## Exercise instructions
Every line of the data that contains the string "grid" must be copied.

▼

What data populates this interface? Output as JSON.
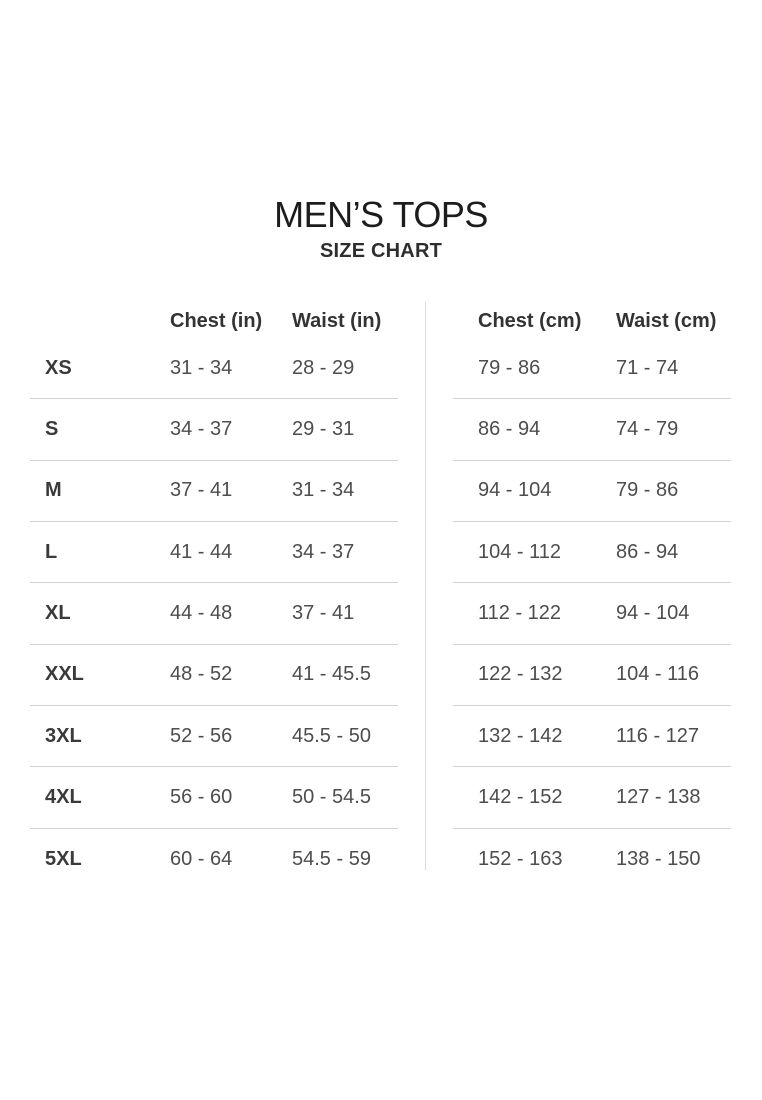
{
  "header": {
    "title": "MEN’S TOPS",
    "subtitle": "SIZE CHART"
  },
  "chart_data": {
    "type": "table",
    "title": "MEN’S TOPS",
    "subtitle": "SIZE CHART",
    "sizes": [
      "XS",
      "S",
      "M",
      "L",
      "XL",
      "XXL",
      "3XL",
      "4XL",
      "5XL"
    ],
    "tables": [
      {
        "id": "inches",
        "columns": [
          "Chest (in)",
          "Waist (in)"
        ],
        "show_size_column": true,
        "rows": [
          [
            "31 - 34",
            "28 - 29"
          ],
          [
            "34 - 37",
            "29 - 31"
          ],
          [
            "37 - 41",
            "31 - 34"
          ],
          [
            "41 - 44",
            "34 - 37"
          ],
          [
            "44 - 48",
            "37 - 41"
          ],
          [
            "48 - 52",
            "41 - 45.5"
          ],
          [
            "52 - 56",
            "45.5 - 50"
          ],
          [
            "56 - 60",
            "50 - 54.5"
          ],
          [
            "60 - 64",
            "54.5 - 59"
          ]
        ]
      },
      {
        "id": "cm",
        "columns": [
          "Chest (cm)",
          "Waist (cm)"
        ],
        "show_size_column": false,
        "rows": [
          [
            "79 - 86",
            "71 - 74"
          ],
          [
            "86 - 94",
            "74 - 79"
          ],
          [
            "94 - 104",
            "79 - 86"
          ],
          [
            "104 - 112",
            "86 - 94"
          ],
          [
            "112 - 122",
            "94 - 104"
          ],
          [
            "122 - 132",
            "104 - 116"
          ],
          [
            "132 - 142",
            "116 - 127"
          ],
          [
            "142 - 152",
            "127 - 138"
          ],
          [
            "152 - 163",
            "138 - 150"
          ]
        ]
      }
    ],
    "layout": {
      "grid": "horizontal separators between rows, vertical rule between inch and cm tables, no outer border"
    }
  },
  "colors": {
    "background": "#ffffff",
    "title_text": "#1c1c1c",
    "header_text": "#333333",
    "size_text": "#3a3a3a",
    "value_text": "#4d4d4d",
    "separator_line": "#d2d2d2",
    "vertical_divider": "#dcdcdc"
  }
}
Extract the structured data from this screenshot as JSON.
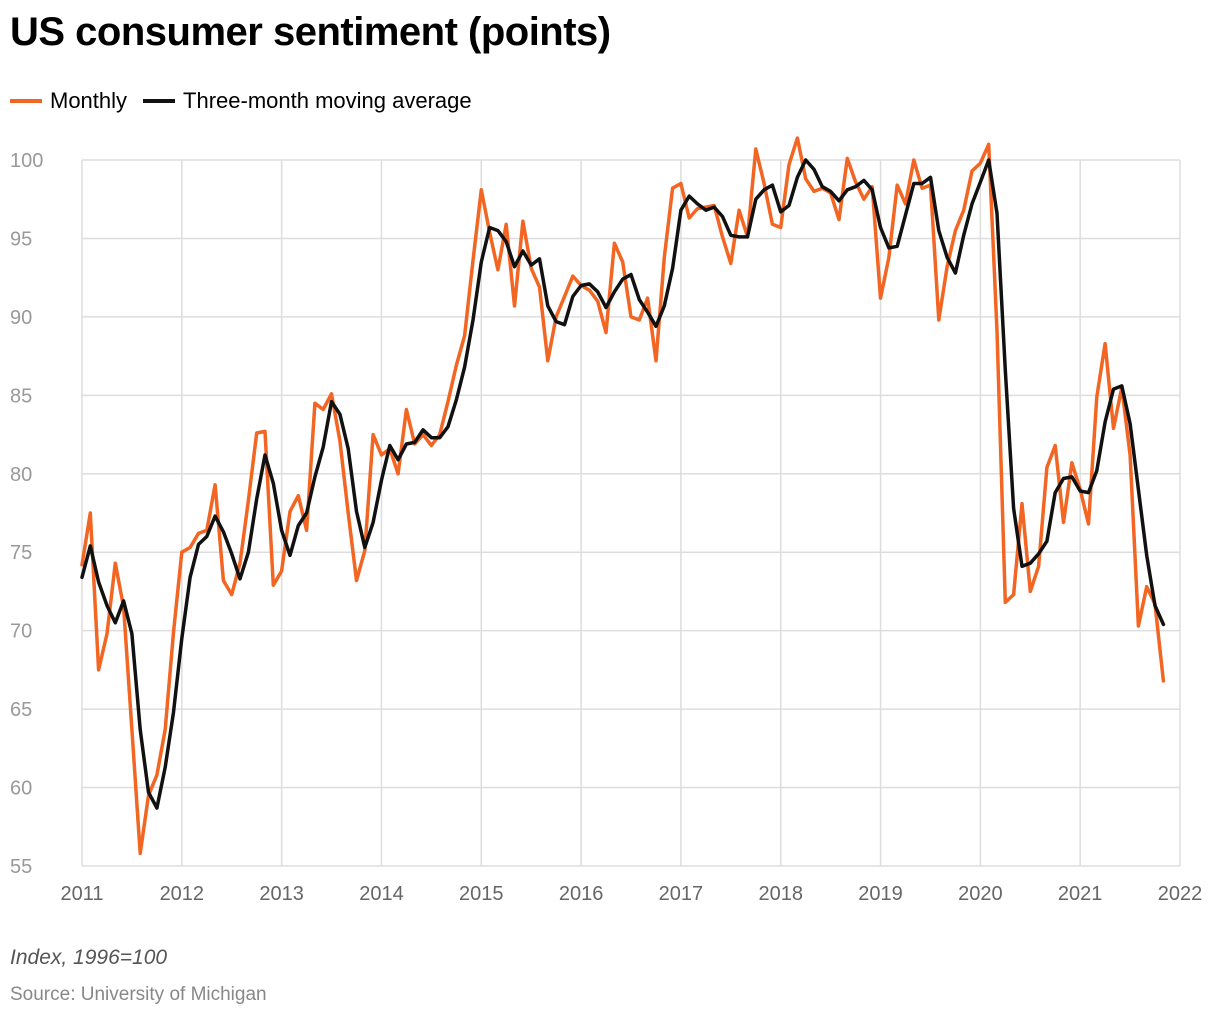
{
  "chart_data": {
    "type": "line",
    "title": "US consumer sentiment (points)",
    "xlabel": "",
    "ylabel": "",
    "ylim": [
      55,
      100
    ],
    "xlim": [
      2011,
      2022
    ],
    "yticks": [
      "55",
      "60",
      "65",
      "70",
      "75",
      "80",
      "85",
      "90",
      "95",
      "100"
    ],
    "xticks": [
      "2011",
      "2012",
      "2013",
      "2014",
      "2015",
      "2016",
      "2017",
      "2018",
      "2019",
      "2020",
      "2021",
      "2022"
    ],
    "grid": true,
    "legend_position": "top-left",
    "x_start": "2011-01",
    "x_frequency": "monthly",
    "series": [
      {
        "name": "Monthly",
        "color": "#f26522",
        "values": [
          74.2,
          77.5,
          67.5,
          69.8,
          74.3,
          71.5,
          63.7,
          55.8,
          59.5,
          60.8,
          63.7,
          69.9,
          75.0,
          75.3,
          76.2,
          76.4,
          79.3,
          73.2,
          72.3,
          74.3,
          78.3,
          82.6,
          82.7,
          72.9,
          73.8,
          77.6,
          78.6,
          76.4,
          84.5,
          84.1,
          85.1,
          82.1,
          77.5,
          73.2,
          75.1,
          82.5,
          81.2,
          81.6,
          80.0,
          84.1,
          81.9,
          82.5,
          81.8,
          82.5,
          84.6,
          86.9,
          88.8,
          93.6,
          98.1,
          95.4,
          93.0,
          95.9,
          90.7,
          96.1,
          93.1,
          91.9,
          87.2,
          90.0,
          91.3,
          92.6,
          92.0,
          91.7,
          91.0,
          89.0,
          94.7,
          93.5,
          90.0,
          89.8,
          91.2,
          87.2,
          93.8,
          98.2,
          98.5,
          96.3,
          96.9,
          97.0,
          97.1,
          95.1,
          93.4,
          96.8,
          95.1,
          100.7,
          98.5,
          95.9,
          95.7,
          99.7,
          101.4,
          98.8,
          98.0,
          98.2,
          97.9,
          96.2,
          100.1,
          98.6,
          97.5,
          98.3,
          91.2,
          93.8,
          98.4,
          97.2,
          100.0,
          98.2,
          98.4,
          89.8,
          93.2,
          95.5,
          96.8,
          99.3,
          99.8,
          101.0,
          89.1,
          71.8,
          72.3,
          78.1,
          72.5,
          74.1,
          80.4,
          81.8,
          76.9,
          80.7,
          79.0,
          76.8,
          84.9,
          88.3,
          82.9,
          85.5,
          81.2,
          70.3,
          72.8,
          71.7,
          66.8
        ]
      },
      {
        "name": "Three-month moving average",
        "color": "#111111",
        "values": [
          73.4,
          75.4,
          73.1,
          71.6,
          70.5,
          71.9,
          69.8,
          63.7,
          59.7,
          58.7,
          61.3,
          64.8,
          69.5,
          73.4,
          75.5,
          76.0,
          77.3,
          76.3,
          74.9,
          73.3,
          75.0,
          78.4,
          81.2,
          79.4,
          76.4,
          74.8,
          76.7,
          77.5,
          79.8,
          81.7,
          84.6,
          83.8,
          81.6,
          77.6,
          75.3,
          76.9,
          79.6,
          81.8,
          80.9,
          81.9,
          82.0,
          82.8,
          82.3,
          82.3,
          83.0,
          84.7,
          86.8,
          89.8,
          93.5,
          95.7,
          95.5,
          94.8,
          93.2,
          94.2,
          93.3,
          93.7,
          90.7,
          89.7,
          89.5,
          91.3,
          92.0,
          92.1,
          91.6,
          90.6,
          91.6,
          92.4,
          92.7,
          91.1,
          90.3,
          89.4,
          90.7,
          93.1,
          96.8,
          97.7,
          97.2,
          96.8,
          97.0,
          96.4,
          95.2,
          95.1,
          95.1,
          97.5,
          98.1,
          98.4,
          96.7,
          97.1,
          98.9,
          100.0,
          99.4,
          98.3,
          98.0,
          97.4,
          98.1,
          98.3,
          98.7,
          98.1,
          95.7,
          94.4,
          94.5,
          96.5,
          98.5,
          98.5,
          98.9,
          95.5,
          93.8,
          92.8,
          95.2,
          97.2,
          98.6,
          100.0,
          96.6,
          86.6,
          77.8,
          74.1,
          74.3,
          74.9,
          75.7,
          78.8,
          79.7,
          79.8,
          78.9,
          78.8,
          80.2,
          83.3,
          85.4,
          85.6,
          83.2,
          79.0,
          74.8,
          71.6,
          70.4
        ]
      }
    ]
  },
  "footer": {
    "note": "Index, 1996=100",
    "source": "Source: University of Michigan"
  }
}
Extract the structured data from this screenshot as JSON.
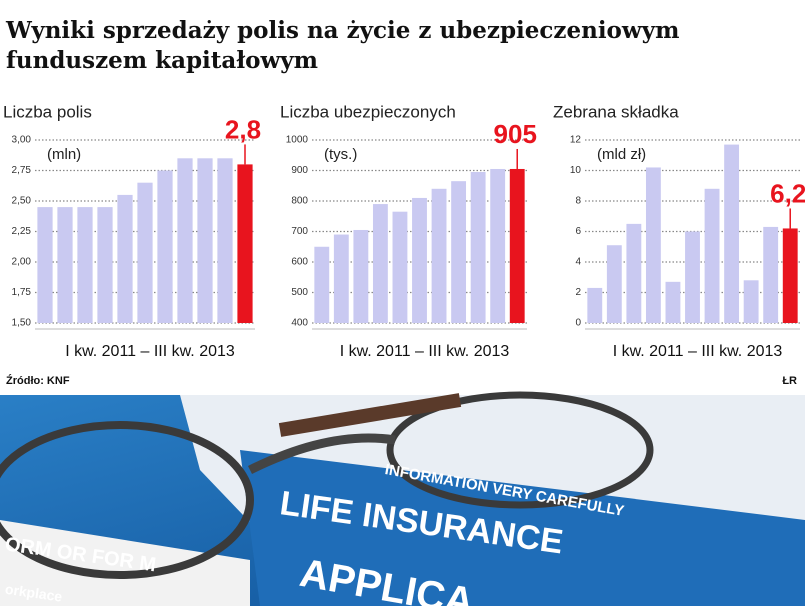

▲

## Response for this exercise
      "grid": "horizontal separators between rows, vertical rule between inch and cm tables, no outer border"
    "grid": true,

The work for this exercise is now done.